Collect from the data below each line with "FLORES".

(Dataset items)
################
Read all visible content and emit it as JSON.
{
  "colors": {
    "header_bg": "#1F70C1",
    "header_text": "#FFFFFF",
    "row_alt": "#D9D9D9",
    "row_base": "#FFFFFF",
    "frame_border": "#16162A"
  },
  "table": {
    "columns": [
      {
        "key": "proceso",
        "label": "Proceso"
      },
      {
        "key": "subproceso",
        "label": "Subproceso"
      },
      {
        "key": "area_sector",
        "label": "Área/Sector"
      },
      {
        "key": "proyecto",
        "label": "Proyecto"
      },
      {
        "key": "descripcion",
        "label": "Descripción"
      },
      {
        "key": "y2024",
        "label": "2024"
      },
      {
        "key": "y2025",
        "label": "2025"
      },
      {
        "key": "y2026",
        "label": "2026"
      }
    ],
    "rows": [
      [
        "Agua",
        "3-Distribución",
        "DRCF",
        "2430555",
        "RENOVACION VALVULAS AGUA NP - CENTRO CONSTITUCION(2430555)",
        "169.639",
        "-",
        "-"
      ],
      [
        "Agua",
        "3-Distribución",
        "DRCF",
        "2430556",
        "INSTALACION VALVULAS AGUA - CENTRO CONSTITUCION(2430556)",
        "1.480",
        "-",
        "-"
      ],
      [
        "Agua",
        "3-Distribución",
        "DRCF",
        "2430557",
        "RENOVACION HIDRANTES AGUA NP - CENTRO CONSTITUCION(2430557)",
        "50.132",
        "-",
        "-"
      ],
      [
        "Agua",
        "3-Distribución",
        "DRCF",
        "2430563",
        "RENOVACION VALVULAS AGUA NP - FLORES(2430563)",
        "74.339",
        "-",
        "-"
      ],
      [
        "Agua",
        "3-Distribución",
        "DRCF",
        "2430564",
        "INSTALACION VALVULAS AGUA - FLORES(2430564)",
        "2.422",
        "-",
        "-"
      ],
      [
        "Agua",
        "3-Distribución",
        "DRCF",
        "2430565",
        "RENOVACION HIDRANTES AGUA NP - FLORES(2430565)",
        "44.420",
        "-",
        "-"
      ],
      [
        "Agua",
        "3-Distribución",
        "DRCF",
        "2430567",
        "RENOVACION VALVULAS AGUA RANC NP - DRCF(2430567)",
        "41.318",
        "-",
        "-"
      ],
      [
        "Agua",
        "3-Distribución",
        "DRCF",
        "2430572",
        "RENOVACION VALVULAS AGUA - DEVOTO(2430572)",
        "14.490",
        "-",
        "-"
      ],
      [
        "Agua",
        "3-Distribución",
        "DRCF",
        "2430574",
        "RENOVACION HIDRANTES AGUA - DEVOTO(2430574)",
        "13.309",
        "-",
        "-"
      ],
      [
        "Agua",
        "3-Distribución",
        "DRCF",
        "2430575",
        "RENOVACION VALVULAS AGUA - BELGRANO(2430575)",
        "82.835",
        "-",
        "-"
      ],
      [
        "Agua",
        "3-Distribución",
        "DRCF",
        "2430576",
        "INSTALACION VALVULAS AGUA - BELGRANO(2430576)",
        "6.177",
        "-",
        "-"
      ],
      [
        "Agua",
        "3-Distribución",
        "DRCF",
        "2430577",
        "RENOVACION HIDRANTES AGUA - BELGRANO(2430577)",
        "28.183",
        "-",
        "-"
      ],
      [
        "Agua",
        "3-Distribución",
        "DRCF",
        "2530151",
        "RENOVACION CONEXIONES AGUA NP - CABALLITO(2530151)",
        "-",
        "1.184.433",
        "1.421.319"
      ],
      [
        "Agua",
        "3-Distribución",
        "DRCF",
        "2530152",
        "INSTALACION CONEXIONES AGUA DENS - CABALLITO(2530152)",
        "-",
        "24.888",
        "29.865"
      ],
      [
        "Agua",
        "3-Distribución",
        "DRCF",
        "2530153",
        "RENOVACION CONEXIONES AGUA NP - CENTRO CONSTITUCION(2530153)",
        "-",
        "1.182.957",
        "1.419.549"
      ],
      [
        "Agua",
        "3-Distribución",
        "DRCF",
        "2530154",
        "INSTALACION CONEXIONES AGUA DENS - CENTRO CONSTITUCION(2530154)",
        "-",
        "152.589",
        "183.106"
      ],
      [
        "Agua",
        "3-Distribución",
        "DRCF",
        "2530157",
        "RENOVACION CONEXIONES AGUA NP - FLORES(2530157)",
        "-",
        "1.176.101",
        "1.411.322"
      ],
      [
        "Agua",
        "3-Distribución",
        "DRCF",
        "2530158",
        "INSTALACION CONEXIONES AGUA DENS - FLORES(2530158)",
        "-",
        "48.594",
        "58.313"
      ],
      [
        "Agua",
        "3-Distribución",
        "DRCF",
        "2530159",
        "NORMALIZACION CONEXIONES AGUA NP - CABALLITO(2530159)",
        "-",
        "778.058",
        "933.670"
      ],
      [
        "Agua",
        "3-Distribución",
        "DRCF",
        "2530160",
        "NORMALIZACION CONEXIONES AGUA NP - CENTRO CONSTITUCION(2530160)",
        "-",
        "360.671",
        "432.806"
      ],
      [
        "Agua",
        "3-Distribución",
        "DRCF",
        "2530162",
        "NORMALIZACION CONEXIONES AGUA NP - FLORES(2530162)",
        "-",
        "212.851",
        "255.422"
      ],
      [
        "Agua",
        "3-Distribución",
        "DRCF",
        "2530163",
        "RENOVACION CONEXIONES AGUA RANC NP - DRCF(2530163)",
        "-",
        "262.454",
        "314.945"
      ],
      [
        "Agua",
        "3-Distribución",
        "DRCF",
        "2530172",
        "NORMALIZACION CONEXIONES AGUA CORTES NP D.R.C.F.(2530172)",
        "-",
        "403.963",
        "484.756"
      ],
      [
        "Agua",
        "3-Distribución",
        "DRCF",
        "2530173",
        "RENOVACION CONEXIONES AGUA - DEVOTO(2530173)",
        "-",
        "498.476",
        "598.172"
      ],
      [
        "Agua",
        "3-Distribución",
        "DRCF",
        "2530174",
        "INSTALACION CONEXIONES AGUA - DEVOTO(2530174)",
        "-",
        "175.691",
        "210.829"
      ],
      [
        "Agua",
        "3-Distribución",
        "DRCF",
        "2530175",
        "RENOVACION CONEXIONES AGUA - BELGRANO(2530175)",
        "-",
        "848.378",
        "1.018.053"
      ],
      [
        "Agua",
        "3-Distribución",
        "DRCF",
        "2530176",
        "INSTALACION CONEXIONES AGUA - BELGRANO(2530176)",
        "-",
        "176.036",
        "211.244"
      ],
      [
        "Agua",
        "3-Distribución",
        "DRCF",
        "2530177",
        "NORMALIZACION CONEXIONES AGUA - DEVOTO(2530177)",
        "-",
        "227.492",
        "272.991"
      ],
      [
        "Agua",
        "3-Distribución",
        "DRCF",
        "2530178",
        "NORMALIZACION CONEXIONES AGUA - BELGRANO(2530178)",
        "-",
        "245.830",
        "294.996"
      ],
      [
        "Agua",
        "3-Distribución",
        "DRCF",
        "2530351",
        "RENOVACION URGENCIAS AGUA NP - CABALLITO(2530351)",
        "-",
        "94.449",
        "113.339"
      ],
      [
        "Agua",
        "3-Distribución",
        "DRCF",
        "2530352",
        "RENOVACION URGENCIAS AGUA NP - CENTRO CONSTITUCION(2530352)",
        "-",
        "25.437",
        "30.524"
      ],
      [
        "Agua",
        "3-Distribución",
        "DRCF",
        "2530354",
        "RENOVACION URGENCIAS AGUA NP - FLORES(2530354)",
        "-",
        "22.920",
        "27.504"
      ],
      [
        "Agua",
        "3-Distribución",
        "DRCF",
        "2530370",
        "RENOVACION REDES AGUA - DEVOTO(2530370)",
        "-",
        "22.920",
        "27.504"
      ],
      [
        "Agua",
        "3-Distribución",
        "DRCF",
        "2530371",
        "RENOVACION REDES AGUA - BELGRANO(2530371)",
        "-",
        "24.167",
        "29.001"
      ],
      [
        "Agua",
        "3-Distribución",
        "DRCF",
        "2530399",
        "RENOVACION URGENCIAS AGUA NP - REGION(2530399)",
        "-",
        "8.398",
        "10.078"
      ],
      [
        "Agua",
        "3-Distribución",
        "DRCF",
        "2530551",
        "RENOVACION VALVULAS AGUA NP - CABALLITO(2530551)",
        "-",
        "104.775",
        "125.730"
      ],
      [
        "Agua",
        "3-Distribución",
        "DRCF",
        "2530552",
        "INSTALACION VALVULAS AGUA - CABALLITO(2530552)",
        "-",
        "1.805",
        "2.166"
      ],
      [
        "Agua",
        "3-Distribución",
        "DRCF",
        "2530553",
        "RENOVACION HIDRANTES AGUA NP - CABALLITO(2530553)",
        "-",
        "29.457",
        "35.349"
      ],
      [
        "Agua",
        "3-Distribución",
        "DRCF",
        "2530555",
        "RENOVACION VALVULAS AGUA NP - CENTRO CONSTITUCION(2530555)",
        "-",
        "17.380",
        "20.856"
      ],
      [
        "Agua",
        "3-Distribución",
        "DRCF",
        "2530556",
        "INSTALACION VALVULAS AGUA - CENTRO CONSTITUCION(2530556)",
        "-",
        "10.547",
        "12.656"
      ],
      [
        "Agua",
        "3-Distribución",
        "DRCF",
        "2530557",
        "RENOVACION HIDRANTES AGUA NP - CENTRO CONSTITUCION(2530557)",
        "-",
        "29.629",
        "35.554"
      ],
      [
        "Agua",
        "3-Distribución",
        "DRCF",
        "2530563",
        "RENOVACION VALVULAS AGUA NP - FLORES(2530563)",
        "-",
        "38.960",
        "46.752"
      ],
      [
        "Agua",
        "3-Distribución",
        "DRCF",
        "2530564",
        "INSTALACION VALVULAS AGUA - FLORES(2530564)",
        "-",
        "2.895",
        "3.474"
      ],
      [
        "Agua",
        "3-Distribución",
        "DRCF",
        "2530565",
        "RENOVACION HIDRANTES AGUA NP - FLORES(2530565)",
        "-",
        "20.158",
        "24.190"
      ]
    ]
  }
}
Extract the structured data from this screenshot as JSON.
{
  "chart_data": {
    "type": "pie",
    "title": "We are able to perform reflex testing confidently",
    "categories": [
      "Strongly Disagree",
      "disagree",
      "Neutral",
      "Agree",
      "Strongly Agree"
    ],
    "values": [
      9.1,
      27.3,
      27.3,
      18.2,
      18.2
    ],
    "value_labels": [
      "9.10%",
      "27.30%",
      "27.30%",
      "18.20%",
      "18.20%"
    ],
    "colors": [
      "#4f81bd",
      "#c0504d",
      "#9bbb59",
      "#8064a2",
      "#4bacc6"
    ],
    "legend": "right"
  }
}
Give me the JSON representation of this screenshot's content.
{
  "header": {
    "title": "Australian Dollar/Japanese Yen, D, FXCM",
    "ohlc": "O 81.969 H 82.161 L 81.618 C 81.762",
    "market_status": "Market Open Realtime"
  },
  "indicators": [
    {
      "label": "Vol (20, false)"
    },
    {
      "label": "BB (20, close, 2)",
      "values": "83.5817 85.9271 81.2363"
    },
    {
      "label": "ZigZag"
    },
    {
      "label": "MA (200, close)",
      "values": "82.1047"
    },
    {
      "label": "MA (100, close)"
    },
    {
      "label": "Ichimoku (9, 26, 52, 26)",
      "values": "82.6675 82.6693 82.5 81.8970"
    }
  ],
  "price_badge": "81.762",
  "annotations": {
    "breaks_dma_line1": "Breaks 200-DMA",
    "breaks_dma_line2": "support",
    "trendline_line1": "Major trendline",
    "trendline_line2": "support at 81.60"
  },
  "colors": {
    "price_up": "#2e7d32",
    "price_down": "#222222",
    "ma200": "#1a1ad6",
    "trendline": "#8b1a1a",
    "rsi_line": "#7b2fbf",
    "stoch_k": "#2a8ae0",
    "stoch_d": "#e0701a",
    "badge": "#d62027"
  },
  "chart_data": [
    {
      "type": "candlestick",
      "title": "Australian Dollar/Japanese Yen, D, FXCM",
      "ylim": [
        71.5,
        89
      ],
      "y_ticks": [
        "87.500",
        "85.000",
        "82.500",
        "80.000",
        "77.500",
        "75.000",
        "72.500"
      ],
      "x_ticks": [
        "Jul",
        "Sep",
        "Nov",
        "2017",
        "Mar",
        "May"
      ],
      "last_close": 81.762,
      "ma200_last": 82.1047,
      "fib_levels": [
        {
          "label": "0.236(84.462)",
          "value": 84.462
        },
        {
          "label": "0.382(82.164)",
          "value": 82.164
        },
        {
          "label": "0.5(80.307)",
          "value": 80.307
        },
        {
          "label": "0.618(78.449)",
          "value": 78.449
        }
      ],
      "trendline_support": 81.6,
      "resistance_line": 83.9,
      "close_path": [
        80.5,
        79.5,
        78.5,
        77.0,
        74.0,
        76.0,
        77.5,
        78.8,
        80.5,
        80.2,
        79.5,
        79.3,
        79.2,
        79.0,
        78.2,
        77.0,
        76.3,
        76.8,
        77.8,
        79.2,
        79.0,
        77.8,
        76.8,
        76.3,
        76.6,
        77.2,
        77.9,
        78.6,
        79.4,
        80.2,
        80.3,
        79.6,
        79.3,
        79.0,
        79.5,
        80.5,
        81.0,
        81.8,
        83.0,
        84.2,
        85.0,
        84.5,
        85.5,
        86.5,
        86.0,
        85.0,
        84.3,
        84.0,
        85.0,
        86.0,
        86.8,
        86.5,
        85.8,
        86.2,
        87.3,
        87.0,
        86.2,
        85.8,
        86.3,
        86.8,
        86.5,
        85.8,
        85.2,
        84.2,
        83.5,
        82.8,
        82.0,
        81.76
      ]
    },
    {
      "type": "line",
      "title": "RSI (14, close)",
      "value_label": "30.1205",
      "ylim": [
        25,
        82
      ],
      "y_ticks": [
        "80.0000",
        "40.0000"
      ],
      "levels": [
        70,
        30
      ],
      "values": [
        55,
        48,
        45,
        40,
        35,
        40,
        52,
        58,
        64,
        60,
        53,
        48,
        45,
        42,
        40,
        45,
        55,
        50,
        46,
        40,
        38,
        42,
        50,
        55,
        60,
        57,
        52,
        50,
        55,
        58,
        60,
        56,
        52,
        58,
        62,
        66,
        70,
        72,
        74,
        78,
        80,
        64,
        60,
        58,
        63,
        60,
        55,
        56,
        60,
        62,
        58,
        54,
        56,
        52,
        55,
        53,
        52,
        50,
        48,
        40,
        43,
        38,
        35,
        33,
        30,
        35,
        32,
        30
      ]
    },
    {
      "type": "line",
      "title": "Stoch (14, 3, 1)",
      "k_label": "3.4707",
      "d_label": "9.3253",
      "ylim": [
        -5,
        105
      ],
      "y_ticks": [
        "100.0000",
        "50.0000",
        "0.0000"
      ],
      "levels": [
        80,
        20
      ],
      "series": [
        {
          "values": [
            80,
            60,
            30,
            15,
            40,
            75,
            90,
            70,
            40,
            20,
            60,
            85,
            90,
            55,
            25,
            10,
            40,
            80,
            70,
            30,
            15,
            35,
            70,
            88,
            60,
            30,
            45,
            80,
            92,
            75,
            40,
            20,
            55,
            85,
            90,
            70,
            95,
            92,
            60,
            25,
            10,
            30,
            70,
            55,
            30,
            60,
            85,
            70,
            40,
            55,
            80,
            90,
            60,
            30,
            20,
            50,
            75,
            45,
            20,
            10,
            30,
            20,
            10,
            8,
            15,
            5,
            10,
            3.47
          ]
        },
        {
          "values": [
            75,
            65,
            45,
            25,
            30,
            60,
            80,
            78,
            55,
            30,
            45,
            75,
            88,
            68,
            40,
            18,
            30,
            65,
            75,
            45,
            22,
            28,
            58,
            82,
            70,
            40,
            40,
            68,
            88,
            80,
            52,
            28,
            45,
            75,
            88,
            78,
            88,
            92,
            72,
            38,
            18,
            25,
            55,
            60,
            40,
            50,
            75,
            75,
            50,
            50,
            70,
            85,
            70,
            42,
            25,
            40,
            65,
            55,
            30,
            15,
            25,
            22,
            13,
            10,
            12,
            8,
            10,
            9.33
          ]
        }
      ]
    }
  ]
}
################
# Result of the exercise
        "RENOVACION VALVULAS AGUA NP - FLORES(2430563)",
        "INSTALACION VALVULAS AGUA - FLORES(2430564)",
        "RENOVACION HIDRANTES AGUA NP - FLORES(2430565)",
        "RENOVACION CONEXIONES AGUA NP - FLORES(2530157)",
        "INSTALACION CONEXIONES AGUA DENS - FLORES(2530158)",
        "NORMALIZACION CONEXIONES AGUA NP - FLORES(2530162)",
        "RENOVACION URGENCIAS AGUA NP - FLORES(2530354)",
        "RENOVACION VALVULAS AGUA NP - FLORES(2530563)",
        "INSTALACION VALVULAS AGUA - FLORES(2530564)",
        "RENOVACION HIDRANTES AGUA NP - FLORES(2530565)",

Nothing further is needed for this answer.